[Collected data]
· · · · · · ·

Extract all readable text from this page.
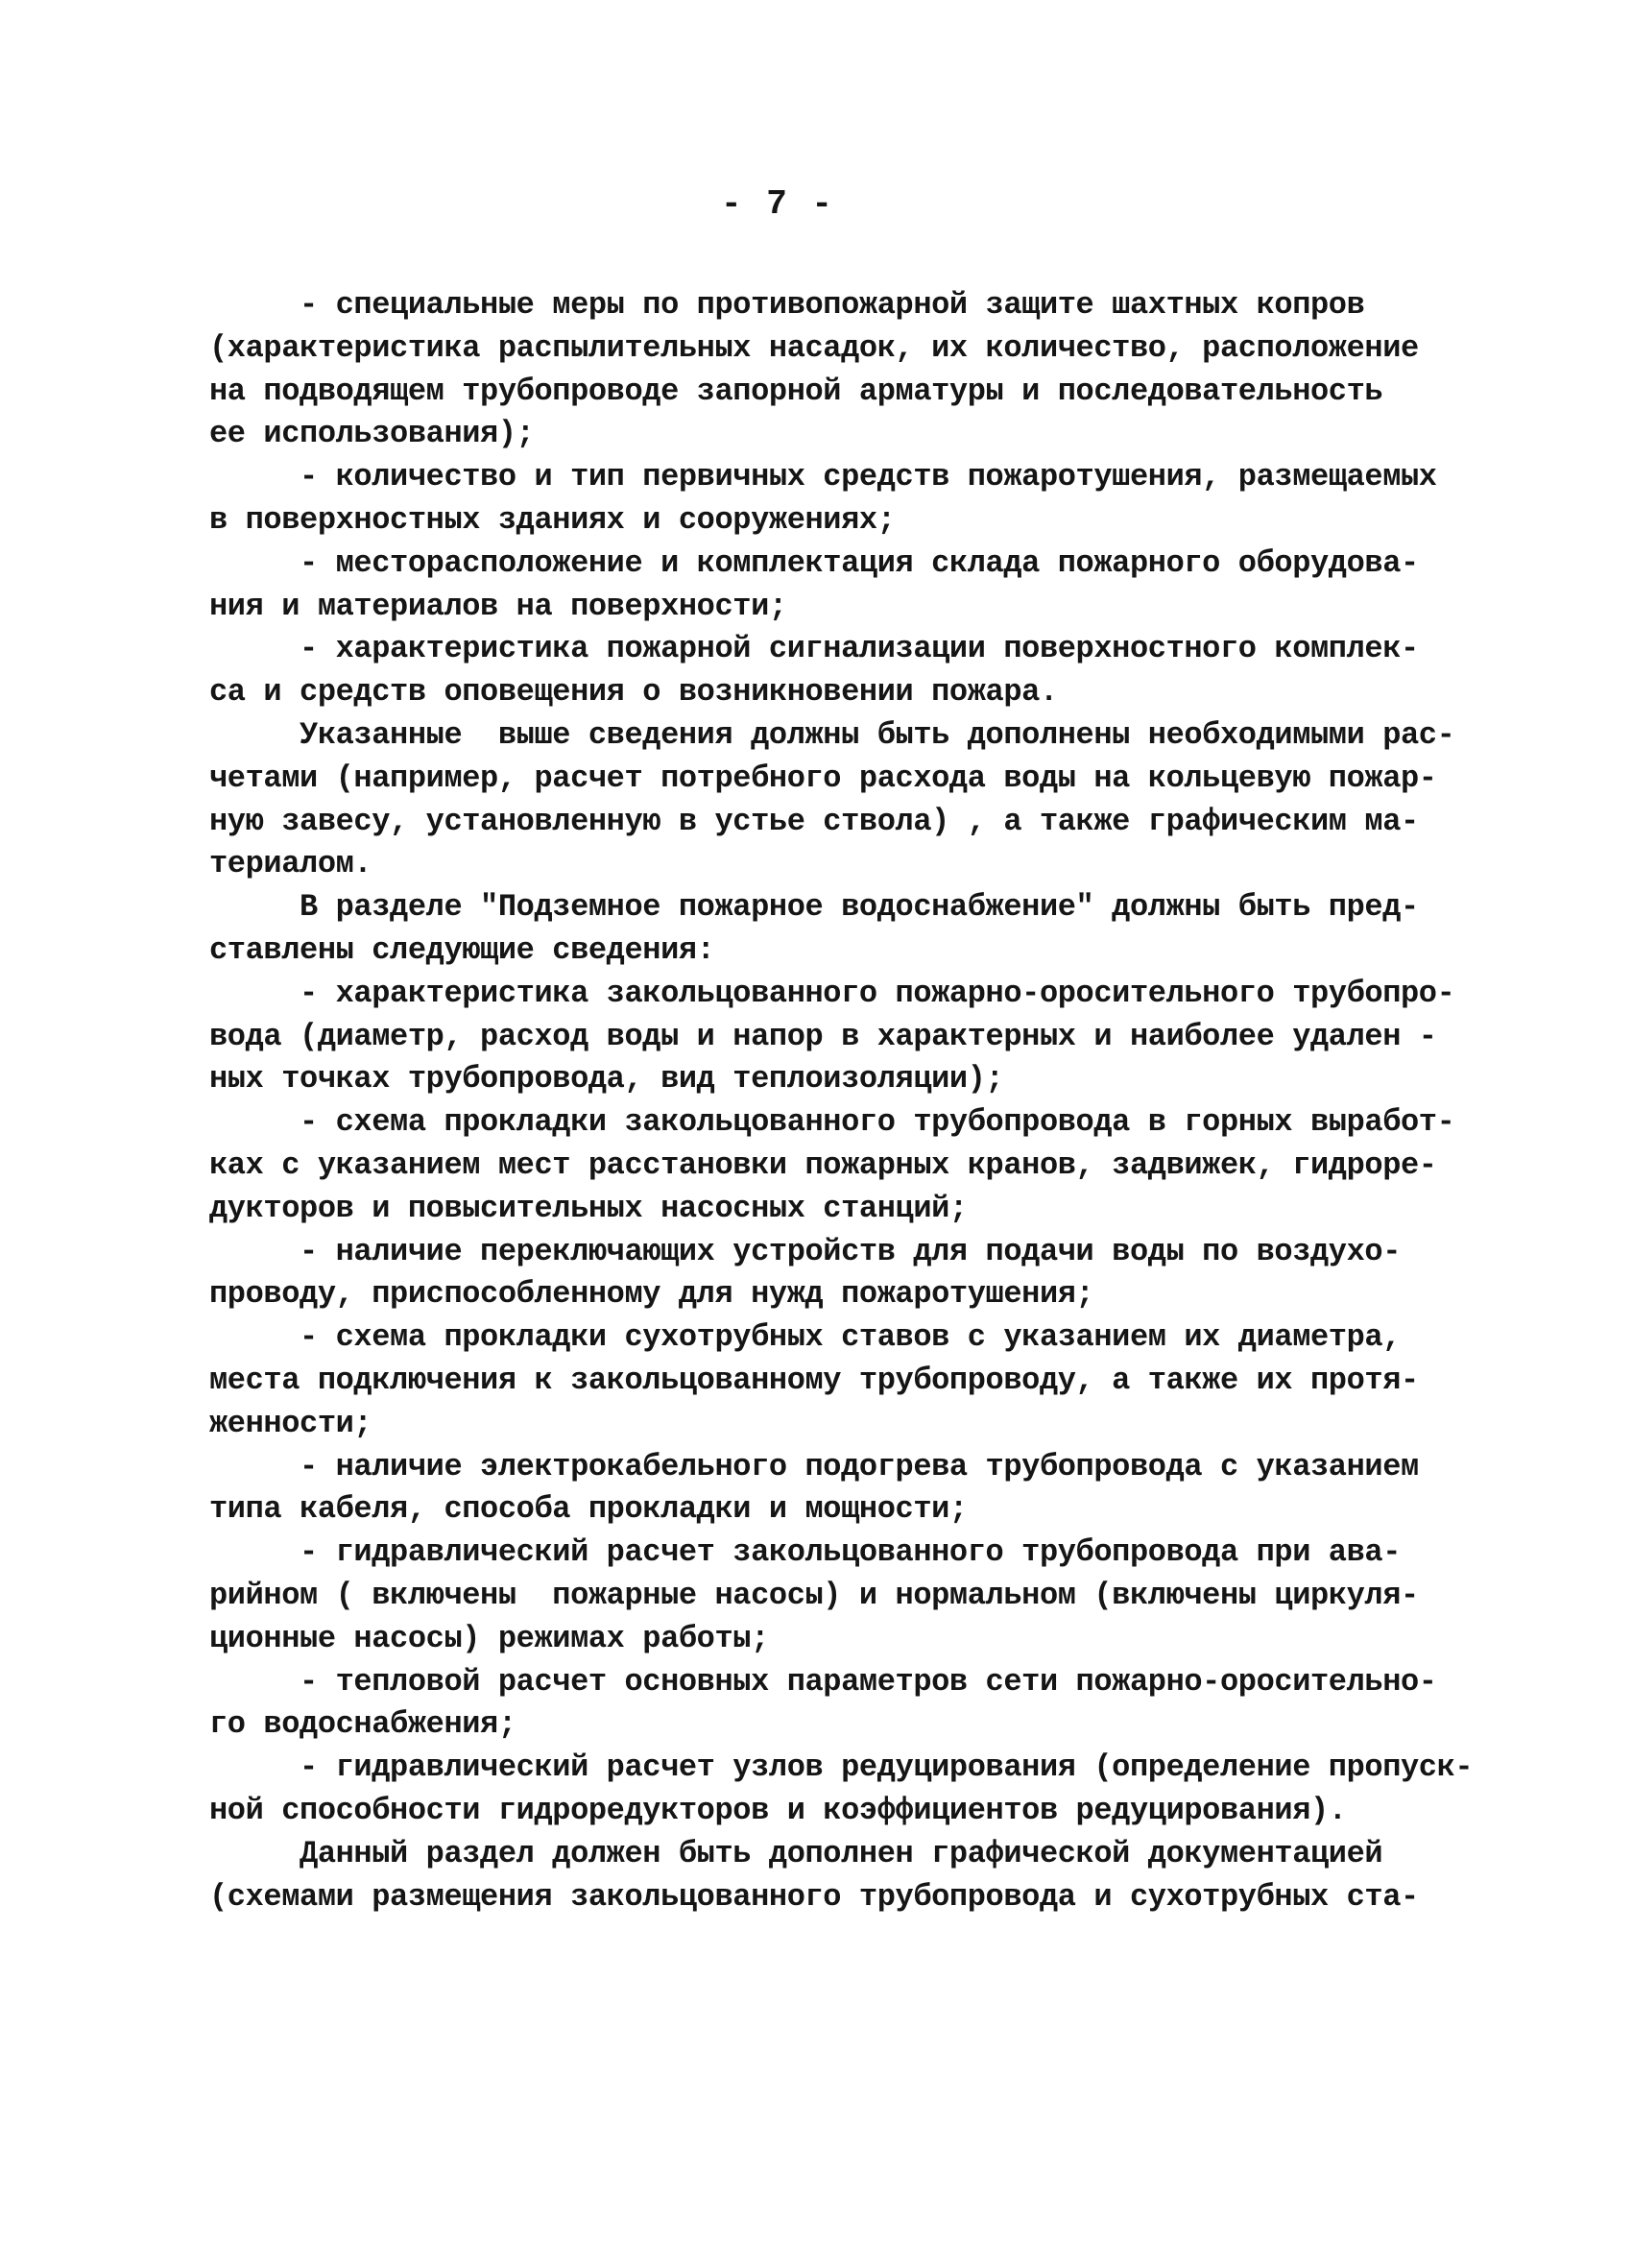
- 7 -
- специальные меры по противопожарной защите шахтных копров
(характеристика распылительных насадок, их количество, расположение
на подводящем трубопроводе запорной арматуры и последовательность
ее использования);
- количество и тип первичных средств пожаротушения, размещаемых
в поверхностных зданиях и сооружениях;
- месторасположение и комплектация склада пожарного оборудова-
ния и материалов на поверхности;
- характеристика пожарной сигнализации поверхностного комплек-
са и средств оповещения о возникновении пожара.
Указанные  выше сведения должны быть дополнены необходимыми рас-
четами (например, расчет потребного расхода воды на кольцевую пожар-
ную завесу, установленную в устье ствола) , а также графическим ма-
териалом.
В разделе "Подземное пожарное водоснабжение" должны быть пред-
ставлены следующие сведения:
- характеристика закольцованного пожарно-оросительного трубопро-
вода (диаметр, расход воды и напор в характерных и наиболее удален -
ных точках трубопровода, вид теплоизоляции);
- схема прокладки закольцованного трубопровода в горных выработ-
ках с указанием мест расстановки пожарных кранов, задвижек, гидроре-
дукторов и повысительных насосных станций;
- наличие переключающих устройств для подачи воды по воздухо-
проводу, приспособленному для нужд пожаротушения;
- схема прокладки сухотрубных ставов с указанием их диаметра,
места подключения к закольцованному трубопроводу, а также их протя-
женности;
- наличие электрокабельного подогрева трубопровода с указанием
типа кабеля, способа прокладки и мощности;
- гидравлический расчет закольцованного трубопровода при ава-
рийном ( включены  пожарные насосы) и нормальном (включены циркуля-
ционные насосы) режимах работы;
- тепловой расчет основных параметров сети пожарно-оросительно-
го водоснабжения;
- гидравлический расчет узлов редуцирования (определение пропуск-
ной способности гидроредукторов и коэффициентов редуцирования).
Данный раздел должен быть дополнен графической документацией
(схемами размещения закольцованного трубопровода и сухотрубных ста-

· · · · · · ·

= Exercise instructions =
Repeat each record exactly, with the pictures left out.

= Written solution =
Extract all readable text from this page.
- 7 -
- специальные меры по противопожарной защите шахтных копров
(характеристика распылительных насадок, их количество, расположение
на подводящем трубопроводе запорной арматуры и последовательность
ее использования);
- количество и тип первичных средств пожаротушения, размещаемых
в поверхностных зданиях и сооружениях;
- месторасположение и комплектация склада пожарного оборудова-
ния и материалов на поверхности;
- характеристика пожарной сигнализации поверхностного комплек-
са и средств оповещения о возникновении пожара.
Указанные  выше сведения должны быть дополнены необходимыми рас-
четами (например, расчет потребного расхода воды на кольцевую пожар-
ную завесу, установленную в устье ствола) , а также графическим ма-
териалом.
В разделе "Подземное пожарное водоснабжение" должны быть пред-
ставлены следующие сведения:
- характеристика закольцованного пожарно-оросительного трубопро-
вода (диаметр, расход воды и напор в характерных и наиболее удален -
ных точках трубопровода, вид теплоизоляции);
- схема прокладки закольцованного трубопровода в горных выработ-
ках с указанием мест расстановки пожарных кранов, задвижек, гидроре-
дукторов и повысительных насосных станций;
- наличие переключающих устройств для подачи воды по воздухо-
проводу, приспособленному для нужд пожаротушения;
- схема прокладки сухотрубных ставов с указанием их диаметра,
места подключения к закольцованному трубопроводу, а также их протя-
женности;
- наличие электрокабельного подогрева трубопровода с указанием
типа кабеля, способа прокладки и мощности;
- гидравлический расчет закольцованного трубопровода при ава-
рийном ( включены  пожарные насосы) и нормальном (включены циркуля-
ционные насосы) режимах работы;
- тепловой расчет основных параметров сети пожарно-оросительно-
го водоснабжения;
- гидравлический расчет узлов редуцирования (определение пропуск-
ной способности гидроредукторов и коэффициентов редуцирования).
Данный раздел должен быть дополнен графической документацией
(схемами размещения закольцованного трубопровода и сухотрубных ста-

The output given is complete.